* WHAT THE TASK ASKS
From the listing below, pull out every line where the string "Separation" appears.

────

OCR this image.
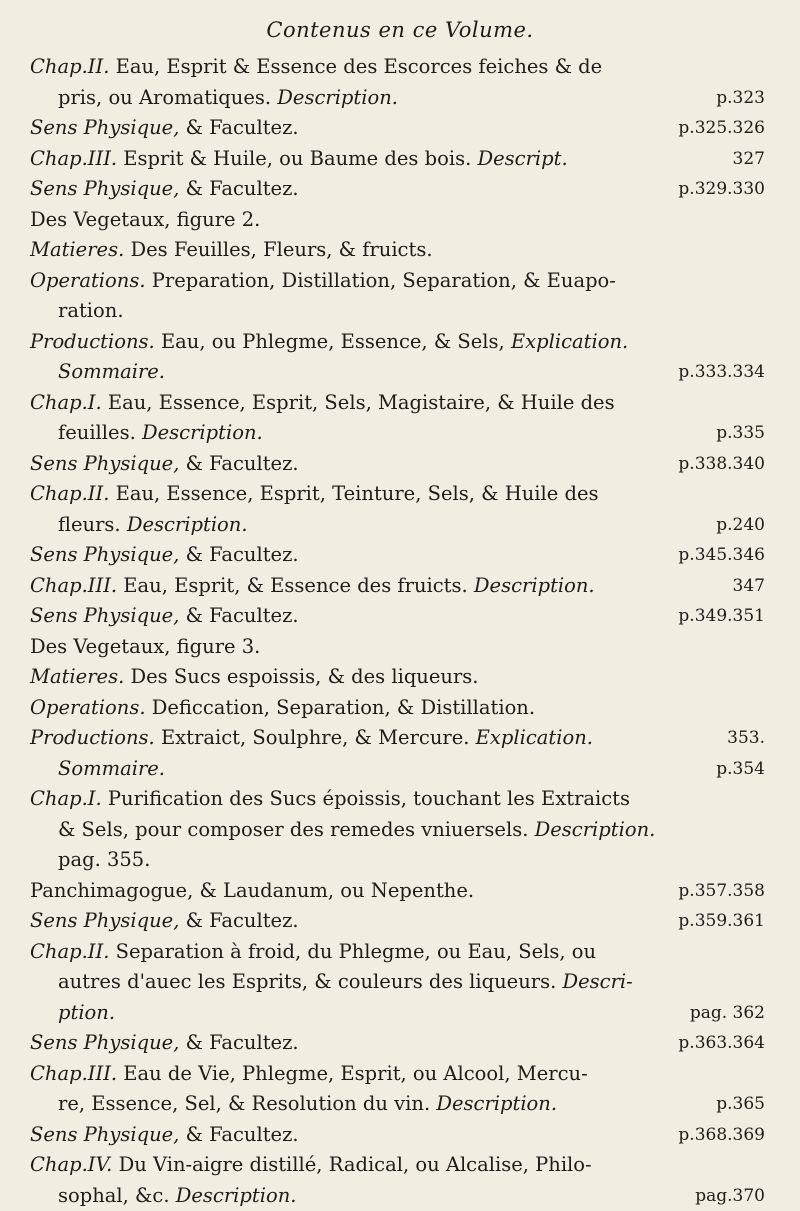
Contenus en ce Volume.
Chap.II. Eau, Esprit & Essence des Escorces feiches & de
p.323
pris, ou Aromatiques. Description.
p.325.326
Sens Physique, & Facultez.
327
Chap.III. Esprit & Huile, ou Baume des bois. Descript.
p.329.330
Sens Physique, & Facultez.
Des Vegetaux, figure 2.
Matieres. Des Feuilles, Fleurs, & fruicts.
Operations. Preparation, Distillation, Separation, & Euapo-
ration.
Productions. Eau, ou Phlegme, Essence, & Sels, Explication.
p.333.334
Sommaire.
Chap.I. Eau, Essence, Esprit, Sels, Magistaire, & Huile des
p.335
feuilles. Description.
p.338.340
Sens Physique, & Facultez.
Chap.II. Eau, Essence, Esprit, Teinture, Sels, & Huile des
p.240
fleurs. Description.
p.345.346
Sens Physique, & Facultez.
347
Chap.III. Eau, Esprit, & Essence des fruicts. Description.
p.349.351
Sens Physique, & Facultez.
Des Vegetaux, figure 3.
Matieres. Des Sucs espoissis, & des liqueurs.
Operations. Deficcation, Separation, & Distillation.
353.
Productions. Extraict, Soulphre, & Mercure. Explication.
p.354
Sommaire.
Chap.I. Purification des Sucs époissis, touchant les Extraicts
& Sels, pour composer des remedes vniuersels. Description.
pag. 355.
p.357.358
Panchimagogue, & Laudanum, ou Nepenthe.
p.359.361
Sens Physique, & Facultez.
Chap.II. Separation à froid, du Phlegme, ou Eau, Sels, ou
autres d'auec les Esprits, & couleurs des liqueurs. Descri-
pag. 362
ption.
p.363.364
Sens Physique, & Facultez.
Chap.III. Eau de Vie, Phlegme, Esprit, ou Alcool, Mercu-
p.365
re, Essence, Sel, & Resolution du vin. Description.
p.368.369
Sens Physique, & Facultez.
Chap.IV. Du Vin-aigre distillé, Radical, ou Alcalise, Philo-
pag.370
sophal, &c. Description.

────

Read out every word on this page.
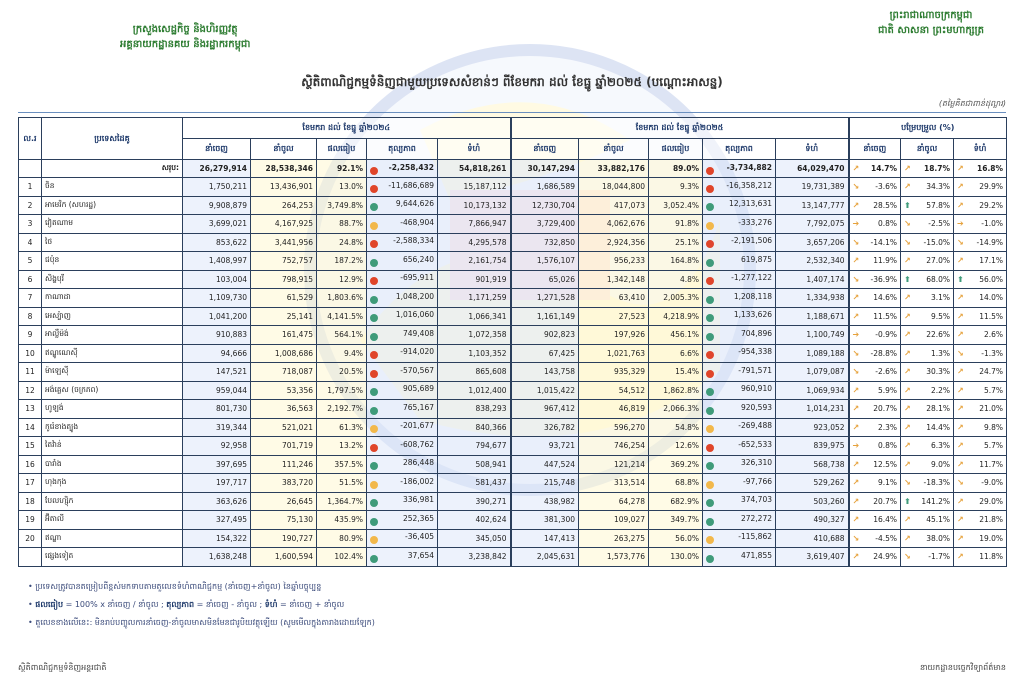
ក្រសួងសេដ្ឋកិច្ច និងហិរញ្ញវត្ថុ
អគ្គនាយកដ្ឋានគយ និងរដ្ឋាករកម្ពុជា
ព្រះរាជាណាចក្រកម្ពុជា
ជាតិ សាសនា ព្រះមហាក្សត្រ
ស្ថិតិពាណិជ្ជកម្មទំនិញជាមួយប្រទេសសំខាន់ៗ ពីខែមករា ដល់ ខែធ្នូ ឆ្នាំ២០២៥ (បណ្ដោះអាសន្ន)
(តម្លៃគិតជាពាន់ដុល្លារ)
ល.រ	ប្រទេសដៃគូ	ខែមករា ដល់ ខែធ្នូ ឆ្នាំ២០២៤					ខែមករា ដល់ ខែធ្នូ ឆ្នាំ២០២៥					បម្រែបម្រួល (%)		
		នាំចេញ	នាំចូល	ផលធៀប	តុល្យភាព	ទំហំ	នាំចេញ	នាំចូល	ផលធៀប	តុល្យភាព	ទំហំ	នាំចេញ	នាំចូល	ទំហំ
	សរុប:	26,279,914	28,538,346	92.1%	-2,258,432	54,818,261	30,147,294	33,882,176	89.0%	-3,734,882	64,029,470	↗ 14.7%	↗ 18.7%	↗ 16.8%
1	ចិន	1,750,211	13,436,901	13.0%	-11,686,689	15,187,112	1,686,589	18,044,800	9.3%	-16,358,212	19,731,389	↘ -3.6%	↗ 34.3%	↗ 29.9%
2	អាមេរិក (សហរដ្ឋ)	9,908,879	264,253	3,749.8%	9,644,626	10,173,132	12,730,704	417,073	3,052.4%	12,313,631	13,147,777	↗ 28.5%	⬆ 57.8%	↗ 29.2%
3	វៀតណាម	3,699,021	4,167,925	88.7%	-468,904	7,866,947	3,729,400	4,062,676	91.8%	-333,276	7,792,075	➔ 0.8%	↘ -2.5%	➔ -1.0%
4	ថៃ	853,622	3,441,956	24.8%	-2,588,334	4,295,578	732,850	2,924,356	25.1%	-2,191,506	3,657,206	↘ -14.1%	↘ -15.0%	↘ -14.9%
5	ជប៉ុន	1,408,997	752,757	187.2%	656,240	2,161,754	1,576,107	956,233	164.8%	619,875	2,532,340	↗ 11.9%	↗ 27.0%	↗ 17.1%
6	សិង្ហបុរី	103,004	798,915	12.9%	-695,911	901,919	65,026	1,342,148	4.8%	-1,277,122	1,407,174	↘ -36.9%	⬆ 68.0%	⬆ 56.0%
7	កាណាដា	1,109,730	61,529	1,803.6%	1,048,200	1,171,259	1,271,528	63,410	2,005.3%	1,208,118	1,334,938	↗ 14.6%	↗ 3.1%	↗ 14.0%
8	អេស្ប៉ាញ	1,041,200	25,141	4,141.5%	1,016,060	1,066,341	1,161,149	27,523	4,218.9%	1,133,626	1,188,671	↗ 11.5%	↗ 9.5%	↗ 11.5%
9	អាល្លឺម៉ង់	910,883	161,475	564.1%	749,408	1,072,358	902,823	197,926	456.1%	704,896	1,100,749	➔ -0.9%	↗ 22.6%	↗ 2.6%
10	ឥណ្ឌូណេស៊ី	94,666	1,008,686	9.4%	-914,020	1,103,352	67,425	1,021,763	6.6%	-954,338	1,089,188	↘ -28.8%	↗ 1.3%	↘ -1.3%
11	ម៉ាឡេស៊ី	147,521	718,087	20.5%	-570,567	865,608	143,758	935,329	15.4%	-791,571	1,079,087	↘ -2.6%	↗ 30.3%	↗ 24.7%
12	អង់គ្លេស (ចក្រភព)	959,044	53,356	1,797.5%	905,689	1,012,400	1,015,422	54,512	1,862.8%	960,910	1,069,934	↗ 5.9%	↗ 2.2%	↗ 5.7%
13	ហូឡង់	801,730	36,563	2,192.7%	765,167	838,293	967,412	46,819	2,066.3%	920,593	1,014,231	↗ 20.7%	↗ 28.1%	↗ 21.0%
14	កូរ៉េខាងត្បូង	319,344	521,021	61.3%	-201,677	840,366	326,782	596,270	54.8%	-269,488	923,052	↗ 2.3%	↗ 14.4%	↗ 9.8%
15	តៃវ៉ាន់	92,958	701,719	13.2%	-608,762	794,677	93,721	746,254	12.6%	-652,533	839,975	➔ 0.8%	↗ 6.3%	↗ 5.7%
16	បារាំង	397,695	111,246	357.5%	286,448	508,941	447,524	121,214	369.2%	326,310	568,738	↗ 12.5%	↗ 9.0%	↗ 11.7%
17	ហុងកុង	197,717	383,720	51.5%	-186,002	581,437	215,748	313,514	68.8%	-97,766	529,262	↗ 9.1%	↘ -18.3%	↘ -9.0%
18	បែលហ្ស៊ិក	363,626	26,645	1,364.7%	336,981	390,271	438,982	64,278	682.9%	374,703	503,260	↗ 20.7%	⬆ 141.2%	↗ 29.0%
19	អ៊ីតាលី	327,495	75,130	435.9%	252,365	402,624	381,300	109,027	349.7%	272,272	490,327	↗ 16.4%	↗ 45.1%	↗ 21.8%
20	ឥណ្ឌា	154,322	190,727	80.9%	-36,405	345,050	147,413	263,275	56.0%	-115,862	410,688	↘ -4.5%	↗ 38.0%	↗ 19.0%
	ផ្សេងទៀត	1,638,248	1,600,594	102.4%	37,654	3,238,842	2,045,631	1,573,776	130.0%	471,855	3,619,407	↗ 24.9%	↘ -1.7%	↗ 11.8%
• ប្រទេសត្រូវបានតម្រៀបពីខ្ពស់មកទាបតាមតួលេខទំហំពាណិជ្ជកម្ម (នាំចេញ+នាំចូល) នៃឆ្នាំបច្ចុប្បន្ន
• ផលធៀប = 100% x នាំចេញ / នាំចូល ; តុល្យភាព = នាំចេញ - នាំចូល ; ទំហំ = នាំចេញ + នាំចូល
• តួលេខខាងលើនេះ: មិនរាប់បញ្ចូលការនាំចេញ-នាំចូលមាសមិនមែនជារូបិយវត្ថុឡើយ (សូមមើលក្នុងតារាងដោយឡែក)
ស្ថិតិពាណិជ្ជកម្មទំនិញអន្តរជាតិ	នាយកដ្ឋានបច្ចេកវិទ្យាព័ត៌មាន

────

* SOLUTION FOR THIS EXERCISE
Operations. Preparation, Distillation, Separation, & Euapo-
Operations. Deficcation, Separation, & Distillation.
Chap.II. Separation à froid, du Phlegme, ou Eau, Sels, ou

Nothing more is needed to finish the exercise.